> [Task]: Copy out each line below that has the word "value" in it.
>> BEGIN Provided data
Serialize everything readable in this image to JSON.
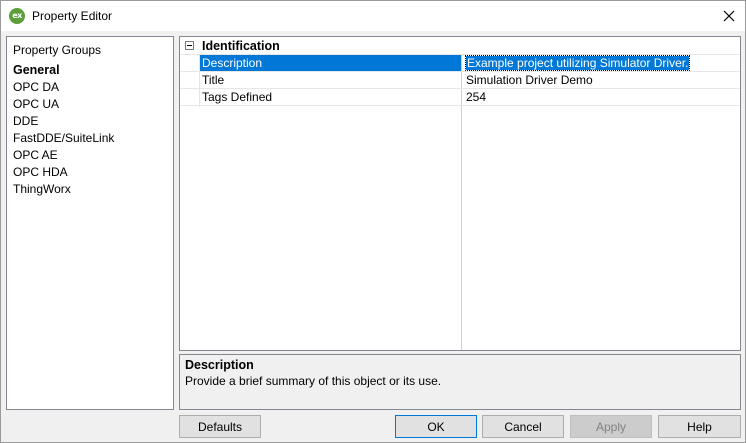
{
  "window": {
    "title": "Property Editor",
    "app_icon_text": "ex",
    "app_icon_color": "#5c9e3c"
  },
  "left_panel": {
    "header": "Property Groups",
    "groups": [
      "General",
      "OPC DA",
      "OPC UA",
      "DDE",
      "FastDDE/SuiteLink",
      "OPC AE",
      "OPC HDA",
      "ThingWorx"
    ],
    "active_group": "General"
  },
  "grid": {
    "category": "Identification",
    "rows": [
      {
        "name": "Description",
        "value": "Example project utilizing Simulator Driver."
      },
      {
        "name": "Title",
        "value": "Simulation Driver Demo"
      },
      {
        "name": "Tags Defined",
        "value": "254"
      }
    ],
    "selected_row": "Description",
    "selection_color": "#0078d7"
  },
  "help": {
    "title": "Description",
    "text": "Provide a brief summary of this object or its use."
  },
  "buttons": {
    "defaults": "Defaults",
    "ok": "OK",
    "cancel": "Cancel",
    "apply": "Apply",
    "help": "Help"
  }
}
>> END Provided data
> [Result of the exercise]:
        "value": "Example project utilizing Simulator Driver."
        "value": "Simulation Driver Demo"
        "value": "254"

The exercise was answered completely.